[Source data]
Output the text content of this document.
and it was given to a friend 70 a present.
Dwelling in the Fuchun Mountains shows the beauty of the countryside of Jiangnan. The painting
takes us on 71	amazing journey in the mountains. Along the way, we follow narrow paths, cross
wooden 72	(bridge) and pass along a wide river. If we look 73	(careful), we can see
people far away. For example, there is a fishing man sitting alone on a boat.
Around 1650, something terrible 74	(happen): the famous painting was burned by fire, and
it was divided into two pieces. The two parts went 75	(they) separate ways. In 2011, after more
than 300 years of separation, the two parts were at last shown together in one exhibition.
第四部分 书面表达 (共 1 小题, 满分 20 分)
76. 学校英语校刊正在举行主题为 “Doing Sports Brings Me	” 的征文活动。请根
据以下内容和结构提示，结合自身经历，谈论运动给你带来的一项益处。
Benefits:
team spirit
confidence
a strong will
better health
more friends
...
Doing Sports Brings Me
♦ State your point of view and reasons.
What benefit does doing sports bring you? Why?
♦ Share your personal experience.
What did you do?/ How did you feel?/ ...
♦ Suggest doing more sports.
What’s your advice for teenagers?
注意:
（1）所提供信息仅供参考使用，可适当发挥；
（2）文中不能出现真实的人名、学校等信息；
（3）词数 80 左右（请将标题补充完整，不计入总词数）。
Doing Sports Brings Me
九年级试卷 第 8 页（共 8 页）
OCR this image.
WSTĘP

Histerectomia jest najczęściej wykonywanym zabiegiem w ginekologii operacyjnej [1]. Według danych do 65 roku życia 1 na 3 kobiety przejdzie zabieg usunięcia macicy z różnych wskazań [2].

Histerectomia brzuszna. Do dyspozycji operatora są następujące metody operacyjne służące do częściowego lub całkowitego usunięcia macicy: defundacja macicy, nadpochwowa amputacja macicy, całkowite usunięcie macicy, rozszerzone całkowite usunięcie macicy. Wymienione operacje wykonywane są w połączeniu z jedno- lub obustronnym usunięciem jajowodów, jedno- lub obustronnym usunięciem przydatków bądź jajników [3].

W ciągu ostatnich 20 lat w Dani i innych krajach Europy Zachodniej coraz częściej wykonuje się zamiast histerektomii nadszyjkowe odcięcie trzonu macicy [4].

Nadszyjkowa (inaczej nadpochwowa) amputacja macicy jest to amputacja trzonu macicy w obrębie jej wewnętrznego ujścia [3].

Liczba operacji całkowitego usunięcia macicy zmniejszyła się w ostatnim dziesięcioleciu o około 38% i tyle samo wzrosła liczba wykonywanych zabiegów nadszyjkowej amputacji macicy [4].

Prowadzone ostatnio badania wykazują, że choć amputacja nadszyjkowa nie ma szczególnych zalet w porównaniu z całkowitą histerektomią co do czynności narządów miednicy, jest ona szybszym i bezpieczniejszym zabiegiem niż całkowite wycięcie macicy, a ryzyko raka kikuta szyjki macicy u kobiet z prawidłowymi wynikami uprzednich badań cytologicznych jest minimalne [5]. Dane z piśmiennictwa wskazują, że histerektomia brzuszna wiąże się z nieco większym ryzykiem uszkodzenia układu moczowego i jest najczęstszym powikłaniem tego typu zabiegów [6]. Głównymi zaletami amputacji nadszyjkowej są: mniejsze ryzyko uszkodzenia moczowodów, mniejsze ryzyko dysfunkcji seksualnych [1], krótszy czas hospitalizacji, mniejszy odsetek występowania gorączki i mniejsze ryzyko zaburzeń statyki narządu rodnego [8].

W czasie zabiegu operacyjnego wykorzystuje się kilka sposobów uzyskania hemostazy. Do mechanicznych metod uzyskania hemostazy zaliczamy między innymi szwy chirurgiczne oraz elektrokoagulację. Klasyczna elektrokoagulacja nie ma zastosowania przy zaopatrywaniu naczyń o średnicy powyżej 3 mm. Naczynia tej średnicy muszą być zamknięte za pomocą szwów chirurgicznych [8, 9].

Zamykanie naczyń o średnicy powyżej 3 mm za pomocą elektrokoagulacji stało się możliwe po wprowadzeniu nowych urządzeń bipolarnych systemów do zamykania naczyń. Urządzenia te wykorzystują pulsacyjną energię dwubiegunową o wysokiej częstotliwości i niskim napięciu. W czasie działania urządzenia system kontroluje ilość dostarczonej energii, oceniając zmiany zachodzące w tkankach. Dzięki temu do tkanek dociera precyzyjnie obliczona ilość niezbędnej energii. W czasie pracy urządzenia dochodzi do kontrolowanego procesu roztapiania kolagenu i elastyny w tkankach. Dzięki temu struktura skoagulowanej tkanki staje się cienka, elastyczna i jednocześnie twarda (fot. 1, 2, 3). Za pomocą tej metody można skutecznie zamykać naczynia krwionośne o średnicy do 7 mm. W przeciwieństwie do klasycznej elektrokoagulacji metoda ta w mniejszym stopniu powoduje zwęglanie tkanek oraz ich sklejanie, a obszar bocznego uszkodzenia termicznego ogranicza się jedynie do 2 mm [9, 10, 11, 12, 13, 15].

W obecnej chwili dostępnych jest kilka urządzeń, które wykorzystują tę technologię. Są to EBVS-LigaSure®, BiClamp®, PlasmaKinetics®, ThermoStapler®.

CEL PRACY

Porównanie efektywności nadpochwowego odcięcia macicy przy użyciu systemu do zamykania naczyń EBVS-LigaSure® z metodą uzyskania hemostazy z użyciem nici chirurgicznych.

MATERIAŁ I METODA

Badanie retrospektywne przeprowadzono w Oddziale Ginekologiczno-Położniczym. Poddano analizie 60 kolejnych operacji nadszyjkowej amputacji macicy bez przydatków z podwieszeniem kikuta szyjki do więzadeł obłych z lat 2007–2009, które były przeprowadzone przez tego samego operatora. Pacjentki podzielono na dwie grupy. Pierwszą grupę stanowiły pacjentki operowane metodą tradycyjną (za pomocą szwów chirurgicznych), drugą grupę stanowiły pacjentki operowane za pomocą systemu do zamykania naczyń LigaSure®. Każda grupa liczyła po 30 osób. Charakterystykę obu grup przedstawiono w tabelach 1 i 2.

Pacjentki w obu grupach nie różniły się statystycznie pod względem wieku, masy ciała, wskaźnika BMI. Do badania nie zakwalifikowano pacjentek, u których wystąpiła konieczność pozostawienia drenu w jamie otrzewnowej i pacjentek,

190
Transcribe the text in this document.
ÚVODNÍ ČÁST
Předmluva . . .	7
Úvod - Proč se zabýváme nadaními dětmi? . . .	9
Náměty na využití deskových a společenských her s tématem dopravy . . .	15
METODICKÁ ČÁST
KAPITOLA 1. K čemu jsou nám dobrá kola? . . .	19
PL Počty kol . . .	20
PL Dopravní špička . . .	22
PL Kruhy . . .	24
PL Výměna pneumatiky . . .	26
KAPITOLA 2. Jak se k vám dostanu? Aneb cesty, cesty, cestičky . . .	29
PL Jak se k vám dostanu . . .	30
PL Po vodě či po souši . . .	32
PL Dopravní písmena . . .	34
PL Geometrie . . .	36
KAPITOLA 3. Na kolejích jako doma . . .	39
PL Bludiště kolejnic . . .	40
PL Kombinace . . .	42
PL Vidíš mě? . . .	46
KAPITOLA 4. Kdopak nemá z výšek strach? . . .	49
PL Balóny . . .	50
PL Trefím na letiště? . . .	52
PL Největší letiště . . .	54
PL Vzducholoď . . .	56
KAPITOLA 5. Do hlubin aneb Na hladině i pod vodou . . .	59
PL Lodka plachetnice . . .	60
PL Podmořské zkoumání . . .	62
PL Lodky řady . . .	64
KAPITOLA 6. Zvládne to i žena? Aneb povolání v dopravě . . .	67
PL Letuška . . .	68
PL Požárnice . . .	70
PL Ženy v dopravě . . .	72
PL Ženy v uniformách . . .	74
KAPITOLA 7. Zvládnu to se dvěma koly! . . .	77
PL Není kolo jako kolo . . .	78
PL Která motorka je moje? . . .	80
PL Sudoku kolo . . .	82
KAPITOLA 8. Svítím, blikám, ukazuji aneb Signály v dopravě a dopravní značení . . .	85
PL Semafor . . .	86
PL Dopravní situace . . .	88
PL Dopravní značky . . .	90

Objective:
Search the lines for "dopravě". Copy each line that has it.

Task response:
KAPITOLA 6. Zvládne to i žena? Aneb povolání v dopravě . . .	67
PL Ženy v dopravě . . .	72
KAPITOLA 8. Svítím, blikám, ukazuji aneb Signály v dopravě a dopravní značení . . .	85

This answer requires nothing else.